_To do_. Each line that holds the word "cyani" counts once; report how many lines do so and nothing else.

[Dataset entries]

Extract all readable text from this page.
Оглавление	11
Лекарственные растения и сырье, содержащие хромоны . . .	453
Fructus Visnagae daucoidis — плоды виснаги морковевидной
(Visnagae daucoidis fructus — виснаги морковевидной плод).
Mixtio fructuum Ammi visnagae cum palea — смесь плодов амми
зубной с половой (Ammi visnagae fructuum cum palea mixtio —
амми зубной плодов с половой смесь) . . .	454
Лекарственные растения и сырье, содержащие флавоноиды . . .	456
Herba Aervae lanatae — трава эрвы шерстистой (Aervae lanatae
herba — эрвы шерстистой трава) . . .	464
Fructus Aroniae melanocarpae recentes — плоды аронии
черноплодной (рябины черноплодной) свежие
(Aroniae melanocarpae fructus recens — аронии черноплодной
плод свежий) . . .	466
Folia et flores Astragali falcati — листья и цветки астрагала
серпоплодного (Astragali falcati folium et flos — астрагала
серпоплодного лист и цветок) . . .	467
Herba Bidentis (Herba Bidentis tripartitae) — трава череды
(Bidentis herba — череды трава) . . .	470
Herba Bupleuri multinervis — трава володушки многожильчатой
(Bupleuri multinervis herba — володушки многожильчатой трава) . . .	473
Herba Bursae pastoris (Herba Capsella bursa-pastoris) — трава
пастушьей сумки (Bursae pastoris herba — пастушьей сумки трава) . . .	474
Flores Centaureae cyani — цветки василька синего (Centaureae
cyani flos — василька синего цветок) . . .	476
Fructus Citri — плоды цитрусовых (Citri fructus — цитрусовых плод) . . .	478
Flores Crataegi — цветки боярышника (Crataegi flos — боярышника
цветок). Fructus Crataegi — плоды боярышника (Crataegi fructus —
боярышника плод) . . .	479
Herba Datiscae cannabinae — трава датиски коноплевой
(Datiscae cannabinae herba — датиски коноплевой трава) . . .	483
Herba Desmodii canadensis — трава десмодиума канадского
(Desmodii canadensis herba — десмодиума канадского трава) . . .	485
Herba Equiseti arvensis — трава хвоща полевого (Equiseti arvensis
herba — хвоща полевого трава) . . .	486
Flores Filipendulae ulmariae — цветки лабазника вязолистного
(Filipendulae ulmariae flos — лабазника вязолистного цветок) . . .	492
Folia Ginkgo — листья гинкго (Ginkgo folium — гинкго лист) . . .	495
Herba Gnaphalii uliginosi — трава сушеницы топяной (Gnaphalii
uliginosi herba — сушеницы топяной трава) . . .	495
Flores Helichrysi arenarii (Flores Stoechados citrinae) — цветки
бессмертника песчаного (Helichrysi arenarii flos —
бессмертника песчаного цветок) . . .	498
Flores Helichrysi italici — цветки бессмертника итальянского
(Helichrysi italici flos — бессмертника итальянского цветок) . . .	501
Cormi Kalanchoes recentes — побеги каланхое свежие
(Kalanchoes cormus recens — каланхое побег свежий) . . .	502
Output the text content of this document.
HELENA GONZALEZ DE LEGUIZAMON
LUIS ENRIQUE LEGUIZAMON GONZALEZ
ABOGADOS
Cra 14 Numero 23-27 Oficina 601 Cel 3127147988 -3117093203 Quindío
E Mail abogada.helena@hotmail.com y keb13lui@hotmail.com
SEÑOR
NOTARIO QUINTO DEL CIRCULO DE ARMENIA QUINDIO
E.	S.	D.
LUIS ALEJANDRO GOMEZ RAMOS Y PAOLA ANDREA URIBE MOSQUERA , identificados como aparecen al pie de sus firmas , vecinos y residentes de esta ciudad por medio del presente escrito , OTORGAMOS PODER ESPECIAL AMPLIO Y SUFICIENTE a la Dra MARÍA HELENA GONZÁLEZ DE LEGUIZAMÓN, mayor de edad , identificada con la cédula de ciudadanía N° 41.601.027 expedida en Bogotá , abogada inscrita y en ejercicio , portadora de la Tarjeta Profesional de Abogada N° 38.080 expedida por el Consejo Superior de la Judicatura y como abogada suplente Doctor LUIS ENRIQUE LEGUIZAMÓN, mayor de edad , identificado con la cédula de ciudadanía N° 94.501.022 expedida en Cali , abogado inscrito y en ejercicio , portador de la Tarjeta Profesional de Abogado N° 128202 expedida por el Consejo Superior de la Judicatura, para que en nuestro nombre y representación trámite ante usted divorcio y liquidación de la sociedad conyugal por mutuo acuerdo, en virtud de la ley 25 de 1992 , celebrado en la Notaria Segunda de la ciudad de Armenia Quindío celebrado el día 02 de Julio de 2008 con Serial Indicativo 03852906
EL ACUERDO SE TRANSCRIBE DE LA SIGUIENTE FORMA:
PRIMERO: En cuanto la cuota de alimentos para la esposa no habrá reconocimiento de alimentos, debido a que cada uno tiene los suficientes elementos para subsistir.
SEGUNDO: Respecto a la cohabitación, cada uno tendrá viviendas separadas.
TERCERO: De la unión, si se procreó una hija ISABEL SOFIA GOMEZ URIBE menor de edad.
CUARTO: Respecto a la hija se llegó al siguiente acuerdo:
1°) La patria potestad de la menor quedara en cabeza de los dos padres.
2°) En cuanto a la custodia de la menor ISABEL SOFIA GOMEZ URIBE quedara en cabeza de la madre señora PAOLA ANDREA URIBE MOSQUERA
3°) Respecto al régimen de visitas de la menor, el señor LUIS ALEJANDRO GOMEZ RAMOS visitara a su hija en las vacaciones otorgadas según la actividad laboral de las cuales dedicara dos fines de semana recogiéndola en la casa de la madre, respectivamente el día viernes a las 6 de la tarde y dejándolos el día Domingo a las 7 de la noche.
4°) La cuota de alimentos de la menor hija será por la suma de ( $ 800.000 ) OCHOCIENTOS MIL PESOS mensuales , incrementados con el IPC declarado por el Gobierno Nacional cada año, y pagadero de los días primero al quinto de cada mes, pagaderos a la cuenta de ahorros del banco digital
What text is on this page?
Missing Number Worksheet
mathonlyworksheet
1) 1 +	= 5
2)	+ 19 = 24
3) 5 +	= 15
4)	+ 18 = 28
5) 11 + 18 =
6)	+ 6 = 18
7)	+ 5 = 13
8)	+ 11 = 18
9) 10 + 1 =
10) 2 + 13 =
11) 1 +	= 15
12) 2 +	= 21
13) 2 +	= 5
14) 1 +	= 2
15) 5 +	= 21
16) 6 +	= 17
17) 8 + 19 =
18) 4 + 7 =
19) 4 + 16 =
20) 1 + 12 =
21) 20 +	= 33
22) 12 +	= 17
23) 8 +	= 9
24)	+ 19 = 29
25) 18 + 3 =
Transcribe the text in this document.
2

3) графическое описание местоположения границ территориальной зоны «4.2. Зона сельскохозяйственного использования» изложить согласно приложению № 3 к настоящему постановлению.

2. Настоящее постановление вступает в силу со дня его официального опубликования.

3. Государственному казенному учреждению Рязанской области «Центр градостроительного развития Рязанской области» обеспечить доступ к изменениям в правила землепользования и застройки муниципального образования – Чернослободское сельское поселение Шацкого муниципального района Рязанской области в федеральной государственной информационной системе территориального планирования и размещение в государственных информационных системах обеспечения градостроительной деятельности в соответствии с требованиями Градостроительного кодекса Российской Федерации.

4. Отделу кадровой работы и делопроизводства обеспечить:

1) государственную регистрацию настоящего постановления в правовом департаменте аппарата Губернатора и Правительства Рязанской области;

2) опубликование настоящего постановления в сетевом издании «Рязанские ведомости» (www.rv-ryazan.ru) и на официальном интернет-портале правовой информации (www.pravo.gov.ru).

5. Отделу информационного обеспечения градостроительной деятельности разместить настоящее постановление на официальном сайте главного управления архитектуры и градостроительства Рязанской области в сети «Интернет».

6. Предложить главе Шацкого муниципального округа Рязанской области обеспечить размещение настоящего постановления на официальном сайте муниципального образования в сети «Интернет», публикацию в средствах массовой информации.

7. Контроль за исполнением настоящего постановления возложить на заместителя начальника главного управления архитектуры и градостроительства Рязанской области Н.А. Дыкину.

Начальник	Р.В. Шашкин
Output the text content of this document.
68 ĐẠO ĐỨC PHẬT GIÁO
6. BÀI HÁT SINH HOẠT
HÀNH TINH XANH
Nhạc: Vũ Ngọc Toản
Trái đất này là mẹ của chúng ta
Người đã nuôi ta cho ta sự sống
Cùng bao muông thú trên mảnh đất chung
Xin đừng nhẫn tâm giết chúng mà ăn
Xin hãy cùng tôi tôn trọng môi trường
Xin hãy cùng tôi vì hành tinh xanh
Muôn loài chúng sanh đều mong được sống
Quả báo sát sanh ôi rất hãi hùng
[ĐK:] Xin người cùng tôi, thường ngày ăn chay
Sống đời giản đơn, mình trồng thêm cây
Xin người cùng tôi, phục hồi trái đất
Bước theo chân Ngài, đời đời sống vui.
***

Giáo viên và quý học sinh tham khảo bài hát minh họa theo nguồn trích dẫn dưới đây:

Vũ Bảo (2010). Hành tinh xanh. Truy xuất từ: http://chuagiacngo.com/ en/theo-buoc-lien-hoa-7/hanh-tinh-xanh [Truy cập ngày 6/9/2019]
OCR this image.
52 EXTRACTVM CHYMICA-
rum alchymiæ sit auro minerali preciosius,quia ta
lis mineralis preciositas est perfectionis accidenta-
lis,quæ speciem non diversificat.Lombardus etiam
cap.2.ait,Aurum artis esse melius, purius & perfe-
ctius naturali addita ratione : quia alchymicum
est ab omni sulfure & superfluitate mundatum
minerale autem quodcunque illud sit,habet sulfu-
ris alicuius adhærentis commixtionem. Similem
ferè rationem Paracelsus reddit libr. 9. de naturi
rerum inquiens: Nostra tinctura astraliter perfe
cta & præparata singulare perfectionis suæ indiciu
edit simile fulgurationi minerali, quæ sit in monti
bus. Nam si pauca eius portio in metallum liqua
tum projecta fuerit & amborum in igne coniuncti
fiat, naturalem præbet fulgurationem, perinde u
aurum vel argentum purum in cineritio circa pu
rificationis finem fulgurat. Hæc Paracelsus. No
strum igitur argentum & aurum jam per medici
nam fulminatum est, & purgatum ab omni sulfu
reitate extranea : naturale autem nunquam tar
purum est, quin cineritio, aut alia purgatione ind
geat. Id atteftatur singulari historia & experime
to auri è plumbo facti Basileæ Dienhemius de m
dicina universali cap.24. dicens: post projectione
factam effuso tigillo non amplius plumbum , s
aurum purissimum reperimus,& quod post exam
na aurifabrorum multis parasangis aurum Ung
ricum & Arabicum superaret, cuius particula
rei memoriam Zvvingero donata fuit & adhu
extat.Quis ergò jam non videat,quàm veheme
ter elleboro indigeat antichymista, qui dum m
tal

_Solution to the exercise_. 2